### Supplied passage
►

You see I had just come home from hospital, like, a day ago. I’d had a tumour removed from my ear and was supposed to be resting. Apparently my wound was still healing and there was something icky flowing out of (yucky, blech, can’t even type it, much less envision it) my ear.
To this day the flashcards of my memory don’t remember that part. Wellll, I remember staying in the hospital and the ear surgery but I don’t remember that I wasn’t supposed to be jumping around. Memory is funny huh?
My mom gets queasy at the sight of blood. Poor thing. And I was like one of those monkeys jumping on the bed that falls off and bumps its head. Repeatedly. Like an idiot. And then falls off the couch. And then off the T.V. And then the counter. So she did what she had to. She restrained me. In all honesty, I was a lunatic child, uncontrollable (slamming doors on my sister's fingers, breaking things, random rages), and should have been taken down with tranquilizer darts. If I was the mother of Amber, I would have done that. (Thirty-five years later, now that I'm standing where my parents stood, I compare baby Amber to baby K, my 3-year-old. Clearly baby Amber was psycho. I haven't given enough examples... but trust me.)
What would Amy Chua have done? Probably made me do homework until I fell asleep with boredom instead of tying me to the bed.

◄

### Task objective
Can you return the part of the ear surgery passage starting with "My mom gets" and going on through "to the bed.", copied word for word?

### Records provided
►

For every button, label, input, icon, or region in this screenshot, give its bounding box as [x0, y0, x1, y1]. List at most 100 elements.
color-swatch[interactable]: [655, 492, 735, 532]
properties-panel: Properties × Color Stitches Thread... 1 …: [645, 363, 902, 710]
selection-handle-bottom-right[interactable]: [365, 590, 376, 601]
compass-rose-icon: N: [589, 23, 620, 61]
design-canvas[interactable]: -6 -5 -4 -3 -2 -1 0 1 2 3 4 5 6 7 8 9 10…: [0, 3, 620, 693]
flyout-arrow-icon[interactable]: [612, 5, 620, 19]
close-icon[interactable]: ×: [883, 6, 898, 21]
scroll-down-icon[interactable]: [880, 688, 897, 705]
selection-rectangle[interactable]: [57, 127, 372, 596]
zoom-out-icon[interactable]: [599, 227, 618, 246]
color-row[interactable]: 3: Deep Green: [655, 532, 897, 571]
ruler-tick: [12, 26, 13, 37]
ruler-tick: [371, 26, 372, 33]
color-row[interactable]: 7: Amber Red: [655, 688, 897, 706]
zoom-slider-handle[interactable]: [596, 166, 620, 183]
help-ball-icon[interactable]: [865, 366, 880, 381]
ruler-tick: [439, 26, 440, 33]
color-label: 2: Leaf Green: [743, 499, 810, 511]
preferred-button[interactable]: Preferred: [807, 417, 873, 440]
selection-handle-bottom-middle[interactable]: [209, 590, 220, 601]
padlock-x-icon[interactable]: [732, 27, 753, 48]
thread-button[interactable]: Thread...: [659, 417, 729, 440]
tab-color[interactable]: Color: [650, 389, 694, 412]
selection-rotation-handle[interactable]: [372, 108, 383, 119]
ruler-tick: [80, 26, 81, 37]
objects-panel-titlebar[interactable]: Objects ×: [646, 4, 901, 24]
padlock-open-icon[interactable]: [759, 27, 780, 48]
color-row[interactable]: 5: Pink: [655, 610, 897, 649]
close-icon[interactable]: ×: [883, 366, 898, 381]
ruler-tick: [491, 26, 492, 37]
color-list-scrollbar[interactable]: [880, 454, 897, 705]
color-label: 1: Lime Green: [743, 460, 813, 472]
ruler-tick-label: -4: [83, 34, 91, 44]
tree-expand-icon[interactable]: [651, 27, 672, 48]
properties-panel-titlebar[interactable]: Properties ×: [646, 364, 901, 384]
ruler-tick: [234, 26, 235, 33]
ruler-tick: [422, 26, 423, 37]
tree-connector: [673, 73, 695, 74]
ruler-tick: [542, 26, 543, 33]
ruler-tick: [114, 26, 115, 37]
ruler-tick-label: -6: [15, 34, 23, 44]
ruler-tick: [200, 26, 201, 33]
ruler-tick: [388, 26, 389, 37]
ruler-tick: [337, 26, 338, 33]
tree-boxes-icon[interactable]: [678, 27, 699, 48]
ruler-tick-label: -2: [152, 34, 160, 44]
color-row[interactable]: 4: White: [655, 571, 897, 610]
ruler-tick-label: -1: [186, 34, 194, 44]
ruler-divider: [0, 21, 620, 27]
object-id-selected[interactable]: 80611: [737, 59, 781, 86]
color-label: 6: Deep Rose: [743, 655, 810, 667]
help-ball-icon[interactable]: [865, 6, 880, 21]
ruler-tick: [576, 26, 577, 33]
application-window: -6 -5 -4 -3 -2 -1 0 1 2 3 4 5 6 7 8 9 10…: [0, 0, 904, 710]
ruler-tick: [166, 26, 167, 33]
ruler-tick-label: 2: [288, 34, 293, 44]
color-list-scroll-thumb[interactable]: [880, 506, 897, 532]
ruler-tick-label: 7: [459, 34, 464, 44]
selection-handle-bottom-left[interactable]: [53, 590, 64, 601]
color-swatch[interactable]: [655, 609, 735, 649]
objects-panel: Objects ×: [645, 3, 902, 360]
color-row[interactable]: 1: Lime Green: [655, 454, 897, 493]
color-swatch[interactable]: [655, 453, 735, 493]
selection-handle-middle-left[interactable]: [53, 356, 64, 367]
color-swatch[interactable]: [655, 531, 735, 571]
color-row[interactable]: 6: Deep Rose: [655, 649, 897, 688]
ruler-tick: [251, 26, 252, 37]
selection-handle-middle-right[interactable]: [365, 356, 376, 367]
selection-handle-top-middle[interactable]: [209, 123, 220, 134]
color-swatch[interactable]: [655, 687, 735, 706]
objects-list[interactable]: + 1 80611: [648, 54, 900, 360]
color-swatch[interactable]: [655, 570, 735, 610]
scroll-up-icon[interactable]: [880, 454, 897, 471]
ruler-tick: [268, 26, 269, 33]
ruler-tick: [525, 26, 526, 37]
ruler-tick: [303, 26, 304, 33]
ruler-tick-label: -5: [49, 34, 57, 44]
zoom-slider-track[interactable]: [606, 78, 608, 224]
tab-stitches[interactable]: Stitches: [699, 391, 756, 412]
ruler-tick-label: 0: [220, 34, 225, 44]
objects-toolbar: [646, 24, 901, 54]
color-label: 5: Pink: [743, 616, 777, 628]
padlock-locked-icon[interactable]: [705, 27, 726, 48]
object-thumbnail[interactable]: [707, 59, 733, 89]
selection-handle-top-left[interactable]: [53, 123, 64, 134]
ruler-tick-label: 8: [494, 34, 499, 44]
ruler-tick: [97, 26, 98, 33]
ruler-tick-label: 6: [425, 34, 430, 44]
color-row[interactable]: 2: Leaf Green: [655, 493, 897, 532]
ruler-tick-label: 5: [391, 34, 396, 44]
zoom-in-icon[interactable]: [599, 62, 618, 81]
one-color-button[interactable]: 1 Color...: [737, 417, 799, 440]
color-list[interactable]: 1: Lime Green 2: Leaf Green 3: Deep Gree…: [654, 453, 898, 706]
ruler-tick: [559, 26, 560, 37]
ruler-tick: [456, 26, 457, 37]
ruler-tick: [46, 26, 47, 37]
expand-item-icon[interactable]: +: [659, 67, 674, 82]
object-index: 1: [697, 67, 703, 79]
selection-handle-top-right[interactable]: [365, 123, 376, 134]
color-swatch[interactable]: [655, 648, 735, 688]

◄

### Your response
My mom gets queasy at the sight of blood. Poor thing. And I was like one of those monkeys jumping on the bed that falls off and bumps its head. Repeatedly. Like an idiot. And then falls off the couch. And then off the T.V. And then the counter. So she did what she had to. She restrained me. In all honesty, I was a lunatic child, uncontrollable (slamming doors on my sister's fingers, breaking things, random rages), and should have been taken down with tranquilizer darts. If I was the mother of Amber, I would have done that. (Thirty-five years later, now that I'm standing where my parents stood, I compare baby Amber to baby K, my 3-year-old. Clearly baby Amber was psycho. I haven't given enough examples... but trust me.)
What would Amy Chua have done? Probably made me do homework until I fell asleep with boredom instead of tying me to the bed.